Stated task –
Copy the data exactly; pictures stay out of the copy.

Stored data
§ §

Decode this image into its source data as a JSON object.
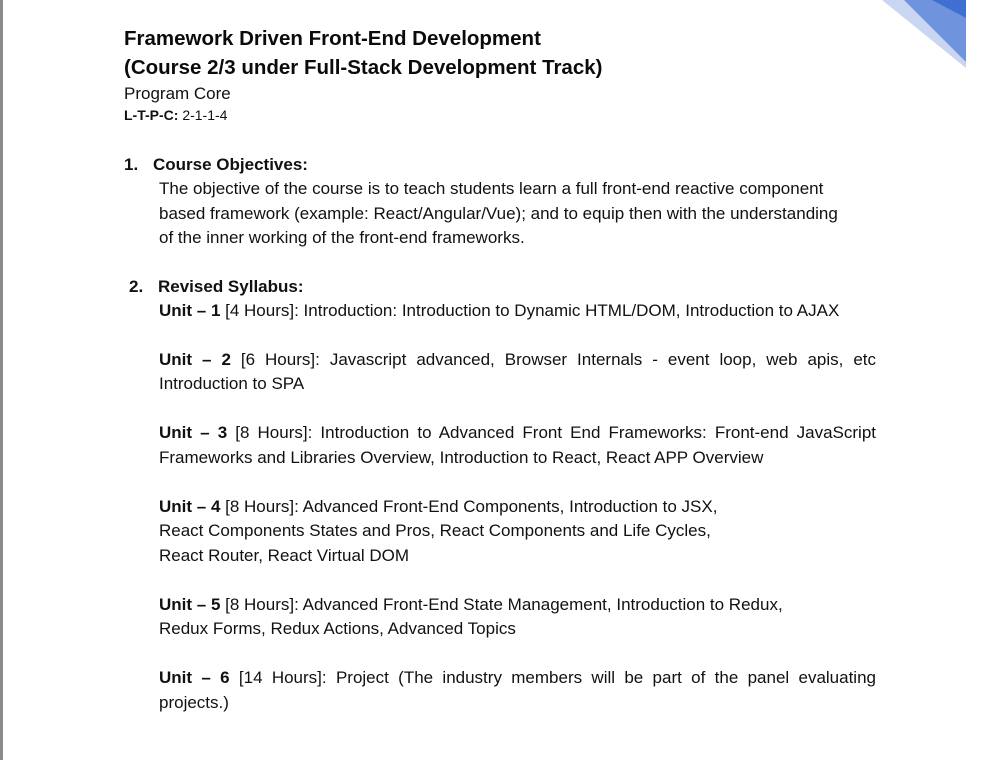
{
  "header": {
    "title_line1": "Framework Driven Front-End Development",
    "title_line2": "(Course 2/3 under Full-Stack Development Track)",
    "program": "Program Core",
    "ltpc_key": "L-T-P-C:",
    "ltpc_value": " 2-1-1-4"
  },
  "objectives": {
    "number": "1.",
    "heading": "Course Objectives:",
    "text": "The objective of the course is to teach students learn a full front-end reactive component based framework (example: React/Angular/Vue); and to equip then with the understanding of the inner working of the front-end frameworks."
  },
  "syllabus": {
    "number": "2.",
    "heading": "Revised Syllabus:",
    "units": [
      {
        "label": "Unit – 1",
        "hours": " [4 Hours]: ",
        "lines": [
          "Introduction: Introduction to Dynamic HTML/DOM, Introduction to AJAX"
        ]
      },
      {
        "label": "Unit – 2",
        "hours": " [6 Hours]: ",
        "lines": [
          "Javascript advanced, Browser Internals - event loop, web apis, etc Introduction to SPA"
        ]
      },
      {
        "label": "Unit – 3",
        "hours": " [8 Hours]: ",
        "lines": [
          "Introduction to Advanced Front End Frameworks: Front-end JavaScript Frameworks and Libraries Overview, Introduction to React, React APP Overview"
        ]
      },
      {
        "label": "Unit – 4",
        "hours": " [8 Hours]: ",
        "lines": [
          "Advanced Front-End Components, Introduction to JSX,",
          "React Components States and Pros, React Components and Life Cycles,",
          "React Router, React Virtual DOM"
        ]
      },
      {
        "label": "Unit – 5",
        "hours": " [8 Hours]: ",
        "lines": [
          "Advanced Front-End State Management, Introduction to Redux,",
          "Redux Forms, Redux Actions, Advanced Topics"
        ]
      },
      {
        "label": "Unit – 6",
        "hours": " [14 Hours]: ",
        "lines": [
          "Project (The industry members will be part of the panel evaluating projects.)"
        ]
      }
    ]
  },
  "colors": {
    "corner_dark": "#3f6fd1",
    "corner_mid": "#6f94dd",
    "corner_light": "#c9d6f2"
  }
}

§ §

Task result –
Decode this image into its source data as a JSON object.
{
  "header": {
    "title_line1": "Framework Driven Front-End Development",
    "title_line2": "(Course 2/3 under Full-Stack Development Track)",
    "program": "Program Core",
    "ltpc_key": "L-T-P-C:",
    "ltpc_value": " 2-1-1-4"
  },
  "objectives": {
    "number": "1.",
    "heading": "Course Objectives:",
    "text": "The objective of the course is to teach students learn a full front-end reactive component based framework (example: React/Angular/Vue); and to equip then with the understanding of the inner working of the front-end frameworks."
  },
  "syllabus": {
    "number": "2.",
    "heading": "Revised Syllabus:",
    "units": [
      {
        "label": "Unit – 1",
        "hours": " [4 Hours]: ",
        "lines": [
          "Introduction: Introduction to Dynamic HTML/DOM, Introduction to AJAX"
        ]
      },
      {
        "label": "Unit – 2",
        "hours": " [6 Hours]: ",
        "lines": [
          "Javascript advanced, Browser Internals - event loop, web apis, etc Introduction to SPA"
        ]
      },
      {
        "label": "Unit – 3",
        "hours": " [8 Hours]: ",
        "lines": [
          "Introduction to Advanced Front End Frameworks: Front-end JavaScript Frameworks and Libraries Overview, Introduction to React, React APP Overview"
        ]
      },
      {
        "label": "Unit – 4",
        "hours": " [8 Hours]: ",
        "lines": [
          "Advanced Front-End Components, Introduction to JSX,",
          "React Components States and Pros, React Components and Life Cycles,",
          "React Router, React Virtual DOM"
        ]
      },
      {
        "label": "Unit – 5",
        "hours": " [8 Hours]: ",
        "lines": [
          "Advanced Front-End State Management, Introduction to Redux,",
          "Redux Forms, Redux Actions, Advanced Topics"
        ]
      },
      {
        "label": "Unit – 6",
        "hours": " [14 Hours]: ",
        "lines": [
          "Project (The industry members will be part of the panel evaluating projects.)"
        ]
      }
    ]
  },
  "colors": {
    "corner_dark": "#3f6fd1",
    "corner_mid": "#6f94dd",
    "corner_light": "#c9d6f2"
  }
}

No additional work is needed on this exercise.